:: Supplied material
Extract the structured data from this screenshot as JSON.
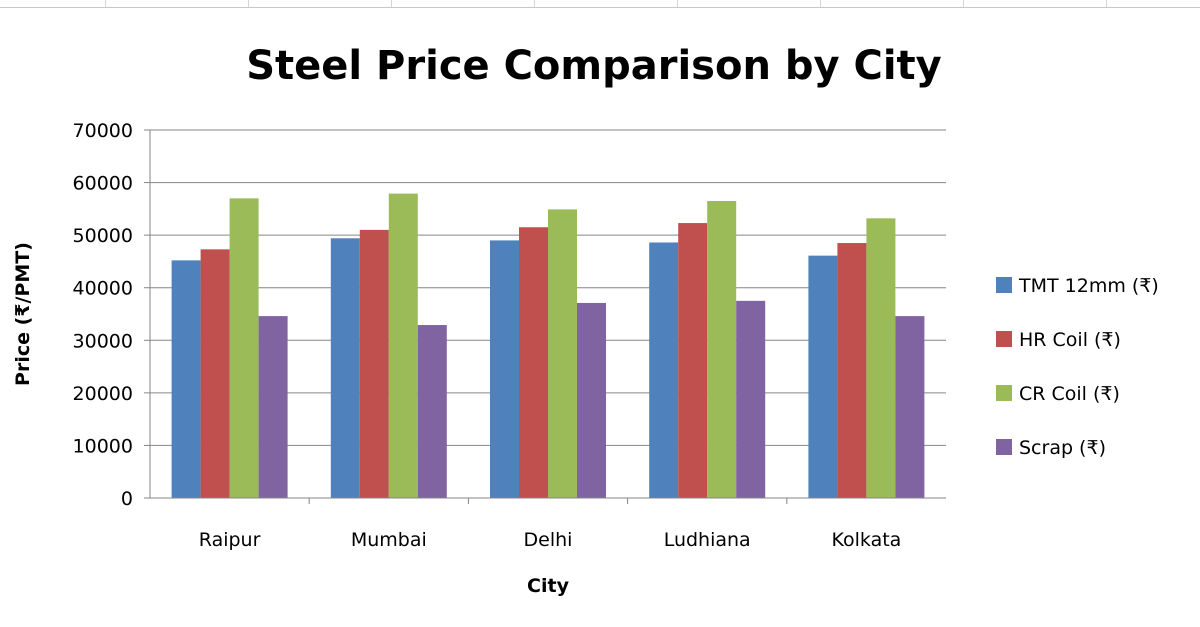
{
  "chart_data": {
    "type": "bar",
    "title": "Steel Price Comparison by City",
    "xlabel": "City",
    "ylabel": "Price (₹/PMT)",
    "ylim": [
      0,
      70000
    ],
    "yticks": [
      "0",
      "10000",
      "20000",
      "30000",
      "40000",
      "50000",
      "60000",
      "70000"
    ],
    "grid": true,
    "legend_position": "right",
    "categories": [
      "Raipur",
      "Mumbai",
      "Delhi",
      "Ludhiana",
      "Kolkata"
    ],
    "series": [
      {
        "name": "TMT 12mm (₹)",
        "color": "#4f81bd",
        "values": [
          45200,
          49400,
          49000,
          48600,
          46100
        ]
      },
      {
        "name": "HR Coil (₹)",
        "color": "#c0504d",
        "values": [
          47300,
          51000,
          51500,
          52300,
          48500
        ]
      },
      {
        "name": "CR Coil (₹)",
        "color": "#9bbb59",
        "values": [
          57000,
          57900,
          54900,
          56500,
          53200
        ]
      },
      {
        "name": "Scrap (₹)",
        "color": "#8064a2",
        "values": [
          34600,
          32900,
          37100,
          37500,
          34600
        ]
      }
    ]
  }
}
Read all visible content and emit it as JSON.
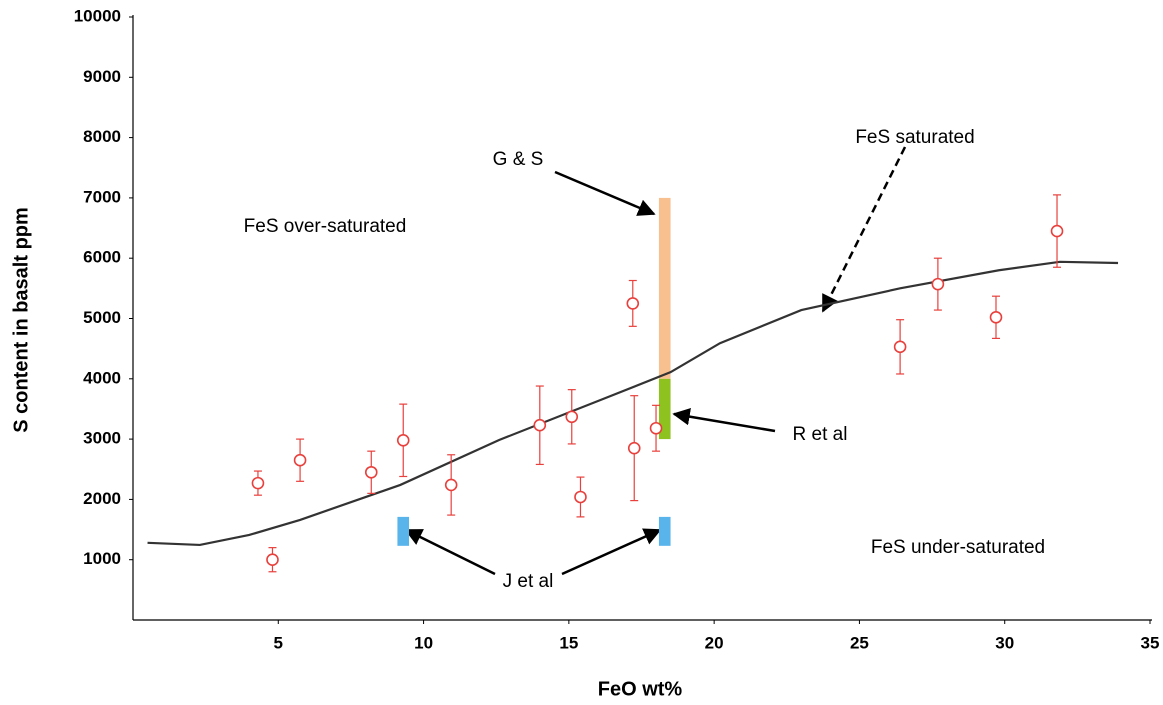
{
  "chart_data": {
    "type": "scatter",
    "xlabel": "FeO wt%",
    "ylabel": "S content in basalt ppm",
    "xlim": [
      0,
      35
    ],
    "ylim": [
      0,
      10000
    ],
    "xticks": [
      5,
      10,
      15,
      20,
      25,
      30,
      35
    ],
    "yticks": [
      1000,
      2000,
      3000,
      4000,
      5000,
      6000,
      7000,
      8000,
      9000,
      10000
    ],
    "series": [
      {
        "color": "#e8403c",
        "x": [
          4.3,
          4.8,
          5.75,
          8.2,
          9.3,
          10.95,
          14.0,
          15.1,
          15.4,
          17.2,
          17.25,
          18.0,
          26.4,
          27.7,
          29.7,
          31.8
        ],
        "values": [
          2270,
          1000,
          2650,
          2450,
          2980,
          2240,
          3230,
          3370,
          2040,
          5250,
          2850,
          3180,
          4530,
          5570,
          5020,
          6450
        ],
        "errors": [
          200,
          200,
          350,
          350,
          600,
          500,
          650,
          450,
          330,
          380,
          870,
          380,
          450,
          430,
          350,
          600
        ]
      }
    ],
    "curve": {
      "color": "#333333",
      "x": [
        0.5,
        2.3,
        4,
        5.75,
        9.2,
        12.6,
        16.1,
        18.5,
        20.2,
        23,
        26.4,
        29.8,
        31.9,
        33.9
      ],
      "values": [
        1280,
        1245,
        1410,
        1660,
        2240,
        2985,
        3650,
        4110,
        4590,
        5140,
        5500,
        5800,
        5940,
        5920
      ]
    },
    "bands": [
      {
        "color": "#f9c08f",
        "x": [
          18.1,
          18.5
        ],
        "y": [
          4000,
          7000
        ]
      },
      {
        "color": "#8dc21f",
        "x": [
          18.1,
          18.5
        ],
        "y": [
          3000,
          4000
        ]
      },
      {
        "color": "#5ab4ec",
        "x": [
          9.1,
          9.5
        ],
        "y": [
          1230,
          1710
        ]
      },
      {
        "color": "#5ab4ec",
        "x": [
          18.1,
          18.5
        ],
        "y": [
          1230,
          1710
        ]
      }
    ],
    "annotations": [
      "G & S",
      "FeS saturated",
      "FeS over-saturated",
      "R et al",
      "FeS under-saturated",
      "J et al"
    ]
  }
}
::::
**Task directions:**
Omit the pictures. Transcribe every record exactly.

**Task result:**
Extract the structured data from this screenshot as JSON.
{
  "chart_data": {
    "type": "bar",
    "title": "Steel Price Comparison by City",
    "xlabel": "City",
    "ylabel": "Price (₹/PMT)",
    "ylim": [
      0,
      70000
    ],
    "yticks": [
      "0",
      "10000",
      "20000",
      "30000",
      "40000",
      "50000",
      "60000",
      "70000"
    ],
    "grid": true,
    "legend_position": "right",
    "categories": [
      "Raipur",
      "Mumbai",
      "Delhi",
      "Ludhiana",
      "Kolkata"
    ],
    "series": [
      {
        "name": "TMT 12mm (₹)",
        "color": "#4f81bd",
        "values": [
          45200,
          49400,
          49000,
          48600,
          46100
        ]
      },
      {
        "name": "HR Coil (₹)",
        "color": "#c0504d",
        "values": [
          47300,
          51000,
          51500,
          52300,
          48500
        ]
      },
      {
        "name": "CR Coil (₹)",
        "color": "#9bbb59",
        "values": [
          57000,
          57900,
          54900,
          56500,
          53200
        ]
      },
      {
        "name": "Scrap (₹)",
        "color": "#8064a2",
        "values": [
          34600,
          32900,
          37100,
          37500,
          34600
        ]
      }
    ]
  }
}
Read all visible content and emit it as JSON.
{
  "chart_data": {
    "type": "scatter",
    "xlabel": "FeO wt%",
    "ylabel": "S content in basalt ppm",
    "xlim": [
      0,
      35
    ],
    "ylim": [
      0,
      10000
    ],
    "xticks": [
      5,
      10,
      15,
      20,
      25,
      30,
      35
    ],
    "yticks": [
      1000,
      2000,
      3000,
      4000,
      5000,
      6000,
      7000,
      8000,
      9000,
      10000
    ],
    "series": [
      {
        "color": "#e8403c",
        "x": [
          4.3,
          4.8,
          5.75,
          8.2,
          9.3,
          10.95,
          14.0,
          15.1,
          15.4,
          17.2,
          17.25,
          18.0,
          26.4,
          27.7,
          29.7,
          31.8
        ],
        "values": [
          2270,
          1000,
          2650,
          2450,
          2980,
          2240,
          3230,
          3370,
          2040,
          5250,
          2850,
          3180,
          4530,
          5570,
          5020,
          6450
        ],
        "errors": [
          200,
          200,
          350,
          350,
          600,
          500,
          650,
          450,
          330,
          380,
          870,
          380,
          450,
          430,
          350,
          600
        ]
      }
    ],
    "curve": {
      "color": "#333333",
      "x": [
        0.5,
        2.3,
        4,
        5.75,
        9.2,
        12.6,
        16.1,
        18.5,
        20.2,
        23,
        26.4,
        29.8,
        31.9,
        33.9
      ],
      "values": [
        1280,
        1245,
        1410,
        1660,
        2240,
        2985,
        3650,
        4110,
        4590,
        5140,
        5500,
        5800,
        5940,
        5920
      ]
    },
    "bands": [
      {
        "color": "#f9c08f",
        "x": [
          18.1,
          18.5
        ],
        "y": [
          4000,
          7000
        ]
      },
      {
        "color": "#8dc21f",
        "x": [
          18.1,
          18.5
        ],
        "y": [
          3000,
          4000
        ]
      },
      {
        "color": "#5ab4ec",
        "x": [
          9.1,
          9.5
        ],
        "y": [
          1230,
          1710
        ]
      },
      {
        "color": "#5ab4ec",
        "x": [
          18.1,
          18.5
        ],
        "y": [
          1230,
          1710
        ]
      }
    ],
    "annotations": [
      "G & S",
      "FeS saturated",
      "FeS over-saturated",
      "R et al",
      "FeS under-saturated",
      "J et al"
    ]
  }
}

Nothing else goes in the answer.